Lines of data:
━━━━━━━━━━

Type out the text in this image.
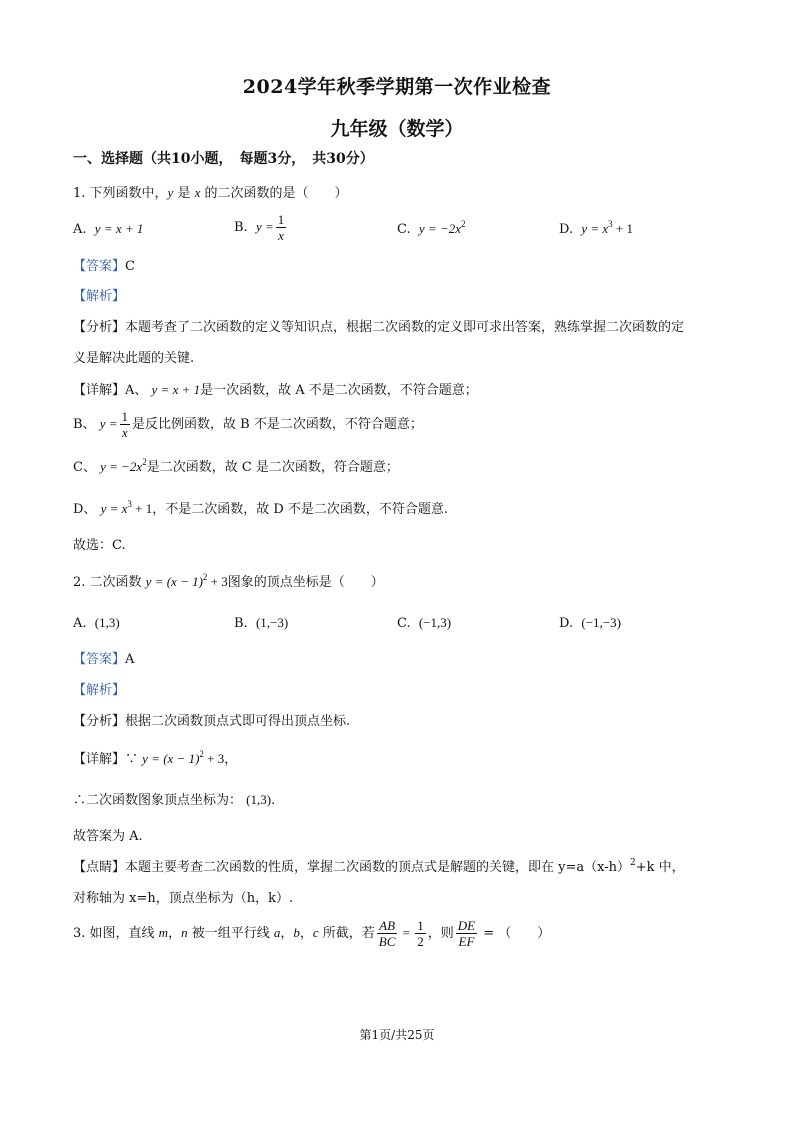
2024学年秋季学期第一次作业检查
九年级（数学）
一、选择题（共10小题，　每题3分，　共30分）
1. 下列函数中，y 是 x 的二次函数的是（　　）
A. y = x + 1	B. $y = \frac{1}{x}$	C. $y = -2x^2$	D. $y = x^3 + 1$
【答案】C
【解析】
【分析】本题考查了二次函数的定义等知识点，根据二次函数的定义即可求出答案，熟练掌握二次函数的定
义是解决此题的关键.
【详解】A、 y = x + 1是一次函数，故 A 不是二次函数，不符合题意；
B、 $y = \frac{1}{x}$ 是反比例函数，故 B 不是二次函数，不符合题意；
C、 $y = -2x^2$是二次函数，故 C 是二次函数，符合题意；
D、 $y = x^3 + 1$，不是二次函数，故 D 不是二次函数，不符合题意.
故选：C.
2. 二次函数 $y = (x - 1)^2 + 3$图象的顶点坐标是（　　）
A. (1,3)	B. (1,−3)	C. (−1,3)	D. (−1,−3)
【答案】A
【解析】
【分析】根据二次函数顶点式即可得出顶点坐标.
【详解】∵ $y = (x - 1)^2 + 3$，
∴二次函数图象顶点坐标为： (1,3).
故答案为 A.
【点睛】本题主要考查二次函数的性质，掌握二次函数的顶点式是解题的关键，即在 $y=a(x-h)^2+k$ 中，
对称轴为 x=h，顶点坐标为（h，k）.
3. 如图，直线 m，n 被一组平行线 a，b，c 所截，若 $\frac{AB}{BC} = \frac{1}{2}$ ，则 $\frac{DE}{EF}$ = （　　）
第1页/共25页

━━━━━━━━━━

The problem: Copy out each line of the records that holds the string "不符合题意".

Solution to this task:
【详解】A、 y = x + 1是一次函数，故 A 不是二次函数，不符合题意；
B、 $y = \frac{1}{x}$ 是反比例函数，故 B 不是二次函数，不符合题意；
D、 $y = x^3 + 1$，不是二次函数，故 D 不是二次函数，不符合题意.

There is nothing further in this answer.